#### Text block

# 1993 18 hp craftsman



## 1945bill (Sep 23, 2015)

The tractor will turn sharply to the left but makes very wide right turns? Anybody had this problem?

Thanks, Bill


----------



## jhngardner367 (Apr 5, 2011)

Welcome to the forum,Bill !
It sounds as if the steering is not centered,or the drag link,or tie rod is bent,or worn.
What model number is it? Model number tag should be under the seat .


----------



## 1945bill (Sep 23, 2015)

917.257720


----------



## lamont_p (Jul 17, 2007)

I have a 2000 craftsman gt5000 that acts the same way even when it was new, I think that it's in there nature to turn sharp in just one position


----------



## Bill Kapaun (May 8, 2007)

It's my understanding that they are that way for mowing, since that's what they are typically used for.
Of course, i've never owned a tractor....


----------



## jhngardner367 (Apr 5, 2011)

On that model, there's only one steering arm,and one tie rod..
If the front wheel bushings are worn,or either the steering arm,or tie rod,are won or out of alignment it will act this way.
Try centering the front wheels,and check to see if the steering wheel is straight..If not ,check the play in the wheels,and the ball joints of the tie rod,and steering arm.


----------



## z445guy (Mar 10, 2017)

#### Data entries
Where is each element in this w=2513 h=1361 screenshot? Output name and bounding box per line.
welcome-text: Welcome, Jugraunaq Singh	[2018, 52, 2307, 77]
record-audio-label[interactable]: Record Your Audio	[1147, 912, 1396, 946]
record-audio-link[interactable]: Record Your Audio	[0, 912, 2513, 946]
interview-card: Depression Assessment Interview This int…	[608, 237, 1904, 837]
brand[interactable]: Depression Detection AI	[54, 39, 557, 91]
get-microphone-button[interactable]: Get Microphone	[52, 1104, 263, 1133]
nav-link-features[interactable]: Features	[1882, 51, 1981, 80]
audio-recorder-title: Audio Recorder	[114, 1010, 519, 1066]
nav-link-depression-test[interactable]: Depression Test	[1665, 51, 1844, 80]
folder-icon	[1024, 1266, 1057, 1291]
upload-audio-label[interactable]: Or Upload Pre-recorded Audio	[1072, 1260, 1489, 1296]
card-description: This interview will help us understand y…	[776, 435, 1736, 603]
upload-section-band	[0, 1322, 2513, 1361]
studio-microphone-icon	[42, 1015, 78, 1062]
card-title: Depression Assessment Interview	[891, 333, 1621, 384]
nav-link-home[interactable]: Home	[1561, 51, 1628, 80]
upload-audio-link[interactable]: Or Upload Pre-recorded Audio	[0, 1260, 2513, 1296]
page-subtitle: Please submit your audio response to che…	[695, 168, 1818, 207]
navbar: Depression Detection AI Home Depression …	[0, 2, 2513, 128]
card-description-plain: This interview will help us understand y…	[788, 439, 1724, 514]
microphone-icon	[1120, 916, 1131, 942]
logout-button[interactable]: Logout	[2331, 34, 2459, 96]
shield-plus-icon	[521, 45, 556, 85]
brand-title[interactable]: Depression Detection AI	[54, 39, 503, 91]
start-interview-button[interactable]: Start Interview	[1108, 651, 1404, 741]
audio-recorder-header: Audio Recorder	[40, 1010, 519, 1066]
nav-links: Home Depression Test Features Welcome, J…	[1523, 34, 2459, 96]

#### What needs to be done
Write the next part of the forum thread about the 1993 Craftsman tractor that turns wider to the right, picking up after its final line. The entries are taken from a source separate from the thread.

#### Expected answer
Yes i know y its set up like that , craftsman wants u to race your tractor nascar style


----------



## Wanabe (Nov 5, 2020)

My craftsman lt1000 has the same steering quirk. I think i saw something in the manual the describes how to mow to accommodate this. I am only guessing but maybe this allows a sharp turn in one direction to get around yard ornaments almost as good as a zero turn? In other words, they sacrifices radius in one direction, to gain in the other. It makes sense because the sharp direction is opposite the discharge.


----------



## Bob Driver (Nov 1, 2017)

The old school roadsters that ran the Indy 500 back in the day would barely turn right enough to get them out of the pits. They even ran bigger tires on the right side of the car. Just mow left and pretend your running an A.J. Watson/Offenhauser at 4750 W.16th street (I grew up in Indianapolis, so I know the address)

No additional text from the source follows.